■ **Written task**
Work out how many lines include "data" and answer with that number only.

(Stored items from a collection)
################

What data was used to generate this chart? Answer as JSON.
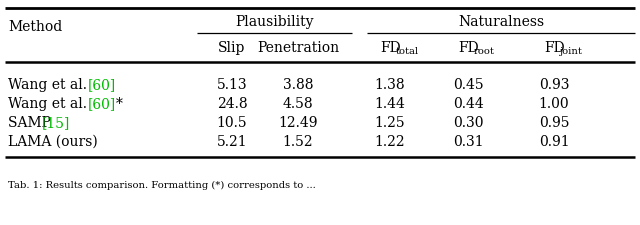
{
  "headers_group1": "Plausibility",
  "headers_group2": "Naturalness",
  "col_subheaders": [
    "Slip",
    "Penetration",
    "FD_total",
    "FD_root",
    "FD_joint"
  ],
  "methods": [
    {
      "text": "Wang et al. ",
      "citation": "[60]",
      "suffix": ""
    },
    {
      "text": "Wang et al. ",
      "citation": "[60]",
      "suffix": "*"
    },
    {
      "text": "SAMP ",
      "citation": "[15]",
      "suffix": ""
    },
    {
      "text": "LAMA (ours)",
      "citation": "",
      "suffix": ""
    }
  ],
  "data": [
    [
      "5.13",
      "3.88",
      "1.38",
      "0.45",
      "0.93"
    ],
    [
      "24.8",
      "4.58",
      "1.44",
      "0.44",
      "1.00"
    ],
    [
      "10.5",
      "12.49",
      "1.25",
      "0.30",
      "0.95"
    ],
    [
      "5.21",
      "1.52",
      "1.22",
      "0.31",
      "0.91"
    ]
  ],
  "green": "#00bb00",
  "bg_color": "white",
  "font_size": 10.0,
  "caption": "Tab. 1: Results comparison. Formatting (*) corresponds to ..."
}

################

■ **Task answer**
2